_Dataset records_
· · · ·

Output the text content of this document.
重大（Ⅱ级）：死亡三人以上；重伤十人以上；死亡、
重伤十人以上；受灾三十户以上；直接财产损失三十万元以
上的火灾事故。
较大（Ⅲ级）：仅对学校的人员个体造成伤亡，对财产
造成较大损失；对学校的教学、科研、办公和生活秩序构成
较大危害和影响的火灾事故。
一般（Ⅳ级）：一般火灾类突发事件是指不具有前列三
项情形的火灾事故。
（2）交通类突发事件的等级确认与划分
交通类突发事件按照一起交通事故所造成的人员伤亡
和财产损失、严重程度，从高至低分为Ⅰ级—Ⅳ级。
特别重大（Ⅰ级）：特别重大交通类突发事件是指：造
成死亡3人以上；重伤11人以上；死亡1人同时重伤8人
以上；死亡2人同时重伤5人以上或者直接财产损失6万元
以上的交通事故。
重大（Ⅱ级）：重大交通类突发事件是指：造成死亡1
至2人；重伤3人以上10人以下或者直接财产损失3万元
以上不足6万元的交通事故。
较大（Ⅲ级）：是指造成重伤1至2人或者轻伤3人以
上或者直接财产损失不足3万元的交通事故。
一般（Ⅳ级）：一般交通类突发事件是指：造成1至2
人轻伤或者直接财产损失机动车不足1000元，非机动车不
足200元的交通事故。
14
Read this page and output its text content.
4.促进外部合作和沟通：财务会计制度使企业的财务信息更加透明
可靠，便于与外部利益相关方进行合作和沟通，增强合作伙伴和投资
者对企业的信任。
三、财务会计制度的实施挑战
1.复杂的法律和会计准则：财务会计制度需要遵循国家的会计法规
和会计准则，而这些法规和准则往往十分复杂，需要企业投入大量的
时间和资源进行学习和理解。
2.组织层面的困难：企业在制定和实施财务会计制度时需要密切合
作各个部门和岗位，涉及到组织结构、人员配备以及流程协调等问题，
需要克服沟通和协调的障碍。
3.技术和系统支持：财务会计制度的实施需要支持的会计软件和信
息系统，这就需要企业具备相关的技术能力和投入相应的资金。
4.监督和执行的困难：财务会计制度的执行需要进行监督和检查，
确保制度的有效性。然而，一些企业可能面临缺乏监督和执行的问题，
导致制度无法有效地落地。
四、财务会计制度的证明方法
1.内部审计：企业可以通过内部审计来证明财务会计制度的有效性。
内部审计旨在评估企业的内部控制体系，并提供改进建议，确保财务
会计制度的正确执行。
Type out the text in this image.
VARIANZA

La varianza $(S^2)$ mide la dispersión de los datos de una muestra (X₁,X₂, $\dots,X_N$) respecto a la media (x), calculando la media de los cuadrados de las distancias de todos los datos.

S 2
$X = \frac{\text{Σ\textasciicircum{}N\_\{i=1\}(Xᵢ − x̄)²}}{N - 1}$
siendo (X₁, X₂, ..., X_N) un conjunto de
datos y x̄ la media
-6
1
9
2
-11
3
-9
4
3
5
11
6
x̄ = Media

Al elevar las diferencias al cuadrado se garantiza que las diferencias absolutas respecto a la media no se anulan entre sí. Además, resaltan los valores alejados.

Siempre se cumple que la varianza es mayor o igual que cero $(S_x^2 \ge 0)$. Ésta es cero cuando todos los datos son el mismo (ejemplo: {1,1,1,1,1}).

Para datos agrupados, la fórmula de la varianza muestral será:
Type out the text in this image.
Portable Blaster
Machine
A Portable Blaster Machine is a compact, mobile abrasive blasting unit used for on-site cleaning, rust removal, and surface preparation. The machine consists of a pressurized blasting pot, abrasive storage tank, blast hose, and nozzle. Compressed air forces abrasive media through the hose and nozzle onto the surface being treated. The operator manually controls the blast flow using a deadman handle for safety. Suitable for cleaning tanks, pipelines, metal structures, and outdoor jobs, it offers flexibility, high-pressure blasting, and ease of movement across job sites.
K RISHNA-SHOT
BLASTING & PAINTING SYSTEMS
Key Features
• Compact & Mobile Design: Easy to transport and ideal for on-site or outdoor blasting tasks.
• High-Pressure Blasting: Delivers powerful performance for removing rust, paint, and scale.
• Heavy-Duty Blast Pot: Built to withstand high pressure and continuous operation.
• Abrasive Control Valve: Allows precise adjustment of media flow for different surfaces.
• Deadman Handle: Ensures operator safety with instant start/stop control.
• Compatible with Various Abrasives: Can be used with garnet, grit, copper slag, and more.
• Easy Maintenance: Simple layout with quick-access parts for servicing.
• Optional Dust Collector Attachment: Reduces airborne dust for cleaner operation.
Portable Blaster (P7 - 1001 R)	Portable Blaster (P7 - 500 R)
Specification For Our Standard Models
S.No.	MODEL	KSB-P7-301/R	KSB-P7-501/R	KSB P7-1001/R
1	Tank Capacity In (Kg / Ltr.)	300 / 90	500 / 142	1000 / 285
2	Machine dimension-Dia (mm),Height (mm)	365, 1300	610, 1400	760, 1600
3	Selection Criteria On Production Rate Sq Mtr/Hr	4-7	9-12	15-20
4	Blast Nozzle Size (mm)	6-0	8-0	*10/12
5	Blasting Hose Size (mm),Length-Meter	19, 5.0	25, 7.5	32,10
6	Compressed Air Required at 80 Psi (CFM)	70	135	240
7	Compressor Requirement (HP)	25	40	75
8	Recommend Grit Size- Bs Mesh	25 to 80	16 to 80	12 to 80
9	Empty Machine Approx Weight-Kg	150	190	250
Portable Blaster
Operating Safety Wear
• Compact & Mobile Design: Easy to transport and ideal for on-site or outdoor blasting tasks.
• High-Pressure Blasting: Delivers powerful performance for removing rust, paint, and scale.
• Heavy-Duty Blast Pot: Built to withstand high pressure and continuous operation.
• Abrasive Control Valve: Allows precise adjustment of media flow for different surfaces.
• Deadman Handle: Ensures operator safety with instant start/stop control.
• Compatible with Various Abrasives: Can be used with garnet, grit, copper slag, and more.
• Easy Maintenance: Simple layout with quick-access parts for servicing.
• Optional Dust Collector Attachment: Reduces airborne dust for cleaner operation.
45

· · · ·

_THE REQUEST_
Please output every record, keeping each line exact.

_SOLVED EXERCISE_
Output the text content of this document.
重大（Ⅱ级）：死亡三人以上；重伤十人以上；死亡、
重伤十人以上；受灾三十户以上；直接财产损失三十万元以
上的火灾事故。
较大（Ⅲ级）：仅对学校的人员个体造成伤亡，对财产
造成较大损失；对学校的教学、科研、办公和生活秩序构成
较大危害和影响的火灾事故。
一般（Ⅳ级）：一般火灾类突发事件是指不具有前列三
项情形的火灾事故。
（2）交通类突发事件的等级确认与划分
交通类突发事件按照一起交通事故所造成的人员伤亡
和财产损失、严重程度，从高至低分为Ⅰ级—Ⅳ级。
特别重大（Ⅰ级）：特别重大交通类突发事件是指：造
成死亡3人以上；重伤11人以上；死亡1人同时重伤8人
以上；死亡2人同时重伤5人以上或者直接财产损失6万元
以上的交通事故。
重大（Ⅱ级）：重大交通类突发事件是指：造成死亡1
至2人；重伤3人以上10人以下或者直接财产损失3万元
以上不足6万元的交通事故。
较大（Ⅲ级）：是指造成重伤1至2人或者轻伤3人以
上或者直接财产损失不足3万元的交通事故。
一般（Ⅳ级）：一般交通类突发事件是指：造成1至2
人轻伤或者直接财产损失机动车不足1000元，非机动车不
足200元的交通事故。
14
Read this page and output its text content.
4.促进外部合作和沟通：财务会计制度使企业的财务信息更加透明
可靠，便于与外部利益相关方进行合作和沟通，增强合作伙伴和投资
者对企业的信任。
三、财务会计制度的实施挑战
1.复杂的法律和会计准则：财务会计制度需要遵循国家的会计法规
和会计准则，而这些法规和准则往往十分复杂，需要企业投入大量的
时间和资源进行学习和理解。
2.组织层面的困难：企业在制定和实施财务会计制度时需要密切合
作各个部门和岗位，涉及到组织结构、人员配备以及流程协调等问题，
需要克服沟通和协调的障碍。
3.技术和系统支持：财务会计制度的实施需要支持的会计软件和信
息系统，这就需要企业具备相关的技术能力和投入相应的资金。
4.监督和执行的困难：财务会计制度的执行需要进行监督和检查，
确保制度的有效性。然而，一些企业可能面临缺乏监督和执行的问题，
导致制度无法有效地落地。
四、财务会计制度的证明方法
1.内部审计：企业可以通过内部审计来证明财务会计制度的有效性。
内部审计旨在评估企业的内部控制体系，并提供改进建议，确保财务
会计制度的正确执行。
Type out the text in this image.
VARIANZA

La varianza $(S^2)$ mide la dispersión de los datos de una muestra (X₁,X₂, $\dots,X_N$) respecto a la media (x), calculando la media de los cuadrados de las distancias de todos los datos.

S 2
$X = \frac{\text{Σ\textasciicircum{}N\_\{i=1\}(Xᵢ − x̄)²}}{N - 1}$
siendo (X₁, X₂, ..., X_N) un conjunto de
datos y x̄ la media
-6
1
9
2
-11
3
-9
4
3
5
11
6
x̄ = Media

Al elevar las diferencias al cuadrado se garantiza que las diferencias absolutas respecto a la media no se anulan entre sí. Además, resaltan los valores alejados.

Siempre se cumple que la varianza es mayor o igual que cero $(S_x^2 \ge 0)$. Ésta es cero cuando todos los datos son el mismo (ejemplo: {1,1,1,1,1}).

Para datos agrupados, la fórmula de la varianza muestral será:
Type out the text in this image.
Portable Blaster
Machine
A Portable Blaster Machine is a compact, mobile abrasive blasting unit used for on-site cleaning, rust removal, and surface preparation. The machine consists of a pressurized blasting pot, abrasive storage tank, blast hose, and nozzle. Compressed air forces abrasive media through the hose and nozzle onto the surface being treated. The operator manually controls the blast flow using a deadman handle for safety. Suitable for cleaning tanks, pipelines, metal structures, and outdoor jobs, it offers flexibility, high-pressure blasting, and ease of movement across job sites.
K RISHNA-SHOT
BLASTING & PAINTING SYSTEMS
Key Features
• Compact & Mobile Design: Easy to transport and ideal for on-site or outdoor blasting tasks.
• High-Pressure Blasting: Delivers powerful performance for removing rust, paint, and scale.
• Heavy-Duty Blast Pot: Built to withstand high pressure and continuous operation.
• Abrasive Control Valve: Allows precise adjustment of media flow for different surfaces.
• Deadman Handle: Ensures operator safety with instant start/stop control.
• Compatible with Various Abrasives: Can be used with garnet, grit, copper slag, and more.
• Easy Maintenance: Simple layout with quick-access parts for servicing.
• Optional Dust Collector Attachment: Reduces airborne dust for cleaner operation.
Portable Blaster (P7 - 1001 R)	Portable Blaster (P7 - 500 R)
Specification For Our Standard Models
S.No.	MODEL	KSB-P7-301/R	KSB-P7-501/R	KSB P7-1001/R
1	Tank Capacity In (Kg / Ltr.)	300 / 90	500 / 142	1000 / 285
2	Machine dimension-Dia (mm),Height (mm)	365, 1300	610, 1400	760, 1600
3	Selection Criteria On Production Rate Sq Mtr/Hr	4-7	9-12	15-20
4	Blast Nozzle Size (mm)	6-0	8-0	*10/12
5	Blasting Hose Size (mm),Length-Meter	19, 5.0	25, 7.5	32,10
6	Compressed Air Required at 80 Psi (CFM)	70	135	240
7	Compressor Requirement (HP)	25	40	75
8	Recommend Grit Size- Bs Mesh	25 to 80	16 to 80	12 to 80
9	Empty Machine Approx Weight-Kg	150	190	250
Portable Blaster
Operating Safety Wear
• Compact & Mobile Design: Easy to transport and ideal for on-site or outdoor blasting tasks.
• High-Pressure Blasting: Delivers powerful performance for removing rust, paint, and scale.
• Heavy-Duty Blast Pot: Built to withstand high pressure and continuous operation.
• Abrasive Control Valve: Allows precise adjustment of media flow for different surfaces.
• Deadman Handle: Ensures operator safety with instant start/stop control.
• Compatible with Various Abrasives: Can be used with garnet, grit, copper slag, and more.
• Easy Maintenance: Simple layout with quick-access parts for servicing.
• Optional Dust Collector Attachment: Reduces airborne dust for cleaner operation.
45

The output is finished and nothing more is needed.